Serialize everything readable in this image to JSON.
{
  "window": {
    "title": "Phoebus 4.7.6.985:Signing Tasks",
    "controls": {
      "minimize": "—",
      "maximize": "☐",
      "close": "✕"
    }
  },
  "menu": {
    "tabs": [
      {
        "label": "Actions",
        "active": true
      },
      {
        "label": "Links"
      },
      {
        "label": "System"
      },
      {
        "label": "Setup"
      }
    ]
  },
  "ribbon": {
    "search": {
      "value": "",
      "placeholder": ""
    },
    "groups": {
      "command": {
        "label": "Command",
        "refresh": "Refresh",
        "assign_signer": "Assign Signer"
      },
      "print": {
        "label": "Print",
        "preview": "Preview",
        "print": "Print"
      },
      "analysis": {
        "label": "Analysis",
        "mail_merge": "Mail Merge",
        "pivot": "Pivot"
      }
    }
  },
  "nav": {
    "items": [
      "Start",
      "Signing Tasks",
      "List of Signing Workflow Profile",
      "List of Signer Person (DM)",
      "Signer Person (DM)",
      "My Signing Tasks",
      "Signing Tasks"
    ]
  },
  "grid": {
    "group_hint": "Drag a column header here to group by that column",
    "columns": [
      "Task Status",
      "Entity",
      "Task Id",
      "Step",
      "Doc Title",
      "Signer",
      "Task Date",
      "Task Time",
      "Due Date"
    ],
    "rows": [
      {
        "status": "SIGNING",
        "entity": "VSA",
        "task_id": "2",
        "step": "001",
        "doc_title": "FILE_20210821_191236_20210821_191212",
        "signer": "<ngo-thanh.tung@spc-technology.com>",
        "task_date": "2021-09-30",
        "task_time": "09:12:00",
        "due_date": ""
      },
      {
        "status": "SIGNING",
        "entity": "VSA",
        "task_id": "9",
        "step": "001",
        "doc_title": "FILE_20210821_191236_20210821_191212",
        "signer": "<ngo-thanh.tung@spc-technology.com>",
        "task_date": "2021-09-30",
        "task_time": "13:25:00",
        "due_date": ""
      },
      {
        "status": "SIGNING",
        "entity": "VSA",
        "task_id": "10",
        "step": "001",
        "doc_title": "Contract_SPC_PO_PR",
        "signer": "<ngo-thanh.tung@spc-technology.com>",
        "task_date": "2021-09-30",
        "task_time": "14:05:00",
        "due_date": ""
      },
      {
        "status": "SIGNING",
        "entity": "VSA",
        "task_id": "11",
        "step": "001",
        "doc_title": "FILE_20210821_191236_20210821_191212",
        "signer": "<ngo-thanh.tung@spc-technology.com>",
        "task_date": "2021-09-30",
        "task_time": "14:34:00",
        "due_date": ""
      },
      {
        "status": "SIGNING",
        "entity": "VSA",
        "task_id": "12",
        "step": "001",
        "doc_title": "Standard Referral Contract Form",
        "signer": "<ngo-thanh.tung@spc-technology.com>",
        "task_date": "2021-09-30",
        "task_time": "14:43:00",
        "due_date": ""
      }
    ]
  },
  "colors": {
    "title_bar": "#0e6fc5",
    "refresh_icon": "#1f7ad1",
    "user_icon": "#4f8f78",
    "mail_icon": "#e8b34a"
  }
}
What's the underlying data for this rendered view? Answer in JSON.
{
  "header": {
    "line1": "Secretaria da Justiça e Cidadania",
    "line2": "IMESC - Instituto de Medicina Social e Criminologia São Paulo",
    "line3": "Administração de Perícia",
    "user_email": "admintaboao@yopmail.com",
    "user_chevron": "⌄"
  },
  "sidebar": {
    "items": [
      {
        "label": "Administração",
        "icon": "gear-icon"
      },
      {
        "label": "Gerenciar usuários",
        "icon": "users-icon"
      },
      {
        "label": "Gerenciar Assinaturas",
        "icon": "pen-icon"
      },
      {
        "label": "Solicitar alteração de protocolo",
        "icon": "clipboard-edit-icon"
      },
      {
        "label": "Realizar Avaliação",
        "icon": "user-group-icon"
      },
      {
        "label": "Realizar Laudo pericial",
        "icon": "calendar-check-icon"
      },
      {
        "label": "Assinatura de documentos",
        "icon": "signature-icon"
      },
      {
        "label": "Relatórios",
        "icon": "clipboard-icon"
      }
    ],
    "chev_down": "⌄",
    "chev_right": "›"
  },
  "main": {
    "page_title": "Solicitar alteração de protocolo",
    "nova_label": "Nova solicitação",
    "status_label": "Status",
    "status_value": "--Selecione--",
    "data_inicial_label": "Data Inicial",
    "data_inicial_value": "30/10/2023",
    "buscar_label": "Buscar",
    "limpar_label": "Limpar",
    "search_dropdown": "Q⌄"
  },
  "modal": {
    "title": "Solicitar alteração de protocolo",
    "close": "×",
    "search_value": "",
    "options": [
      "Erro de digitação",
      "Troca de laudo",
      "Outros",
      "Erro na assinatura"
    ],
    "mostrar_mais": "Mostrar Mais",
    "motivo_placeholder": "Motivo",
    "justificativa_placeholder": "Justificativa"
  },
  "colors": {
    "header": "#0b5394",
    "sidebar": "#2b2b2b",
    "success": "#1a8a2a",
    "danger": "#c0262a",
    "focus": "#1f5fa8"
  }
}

***

Objective: The records above should be duplicated in full, exactly as given.

Correct result:
Serialize everything readable in this image to JSON.
{
  "window": {
    "title": "Phoebus 4.7.6.985:Signing Tasks",
    "controls": {
      "minimize": "—",
      "maximize": "☐",
      "close": "✕"
    }
  },
  "menu": {
    "tabs": [
      {
        "label": "Actions",
        "active": true
      },
      {
        "label": "Links"
      },
      {
        "label": "System"
      },
      {
        "label": "Setup"
      }
    ]
  },
  "ribbon": {
    "search": {
      "value": "",
      "placeholder": ""
    },
    "groups": {
      "command": {
        "label": "Command",
        "refresh": "Refresh",
        "assign_signer": "Assign Signer"
      },
      "print": {
        "label": "Print",
        "preview": "Preview",
        "print": "Print"
      },
      "analysis": {
        "label": "Analysis",
        "mail_merge": "Mail Merge",
        "pivot": "Pivot"
      }
    }
  },
  "nav": {
    "items": [
      "Start",
      "Signing Tasks",
      "List of Signing Workflow Profile",
      "List of Signer Person (DM)",
      "Signer Person (DM)",
      "My Signing Tasks",
      "Signing Tasks"
    ]
  },
  "grid": {
    "group_hint": "Drag a column header here to group by that column",
    "columns": [
      "Task Status",
      "Entity",
      "Task Id",
      "Step",
      "Doc Title",
      "Signer",
      "Task Date",
      "Task Time",
      "Due Date"
    ],
    "rows": [
      {
        "status": "SIGNING",
        "entity": "VSA",
        "task_id": "2",
        "step": "001",
        "doc_title": "FILE_20210821_191236_20210821_191212",
        "signer": "<ngo-thanh.tung@spc-technology.com>",
        "task_date": "2021-09-30",
        "task_time": "09:12:00",
        "due_date": ""
      },
      {
        "status": "SIGNING",
        "entity": "VSA",
        "task_id": "9",
        "step": "001",
        "doc_title": "FILE_20210821_191236_20210821_191212",
        "signer": "<ngo-thanh.tung@spc-technology.com>",
        "task_date": "2021-09-30",
        "task_time": "13:25:00",
        "due_date": ""
      },
      {
        "status": "SIGNING",
        "entity": "VSA",
        "task_id": "10",
        "step": "001",
        "doc_title": "Contract_SPC_PO_PR",
        "signer": "<ngo-thanh.tung@spc-technology.com>",
        "task_date": "2021-09-30",
        "task_time": "14:05:00",
        "due_date": ""
      },
      {
        "status": "SIGNING",
        "entity": "VSA",
        "task_id": "11",
        "step": "001",
        "doc_title": "FILE_20210821_191236_20210821_191212",
        "signer": "<ngo-thanh.tung@spc-technology.com>",
        "task_date": "2021-09-30",
        "task_time": "14:34:00",
        "due_date": ""
      },
      {
        "status": "SIGNING",
        "entity": "VSA",
        "task_id": "12",
        "step": "001",
        "doc_title": "Standard Referral Contract Form",
        "signer": "<ngo-thanh.tung@spc-technology.com>",
        "task_date": "2021-09-30",
        "task_time": "14:43:00",
        "due_date": ""
      }
    ]
  },
  "colors": {
    "title_bar": "#0e6fc5",
    "refresh_icon": "#1f7ad1",
    "user_icon": "#4f8f78",
    "mail_icon": "#e8b34a"
  }
}
What's the underlying data for this rendered view? Answer in JSON.
{
  "header": {
    "line1": "Secretaria da Justiça e Cidadania",
    "line2": "IMESC - Instituto de Medicina Social e Criminologia São Paulo",
    "line3": "Administração de Perícia",
    "user_email": "admintaboao@yopmail.com",
    "user_chevron": "⌄"
  },
  "sidebar": {
    "items": [
      {
        "label": "Administração",
        "icon": "gear-icon"
      },
      {
        "label": "Gerenciar usuários",
        "icon": "users-icon"
      },
      {
        "label": "Gerenciar Assinaturas",
        "icon": "pen-icon"
      },
      {
        "label": "Solicitar alteração de protocolo",
        "icon": "clipboard-edit-icon"
      },
      {
        "label": "Realizar Avaliação",
        "icon": "user-group-icon"
      },
      {
        "label": "Realizar Laudo pericial",
        "icon": "calendar-check-icon"
      },
      {
        "label": "Assinatura de documentos",
        "icon": "signature-icon"
      },
      {
        "label": "Relatórios",
        "icon": "clipboard-icon"
      }
    ],
    "chev_down": "⌄",
    "chev_right": "›"
  },
  "main": {
    "page_title": "Solicitar alteração de protocolo",
    "nova_label": "Nova solicitação",
    "status_label": "Status",
    "status_value": "--Selecione--",
    "data_inicial_label": "Data Inicial",
    "data_inicial_value": "30/10/2023",
    "buscar_label": "Buscar",
    "limpar_label": "Limpar",
    "search_dropdown": "Q⌄"
  },
  "modal": {
    "title": "Solicitar alteração de protocolo",
    "close": "×",
    "search_value": "",
    "options": [
      "Erro de digitação",
      "Troca de laudo",
      "Outros",
      "Erro na assinatura"
    ],
    "mostrar_mais": "Mostrar Mais",
    "motivo_placeholder": "Motivo",
    "justificativa_placeholder": "Justificativa"
  },
  "colors": {
    "header": "#0b5394",
    "sidebar": "#2b2b2b",
    "success": "#1a8a2a",
    "danger": "#c0262a",
    "focus": "#1f5fa8"
  }
}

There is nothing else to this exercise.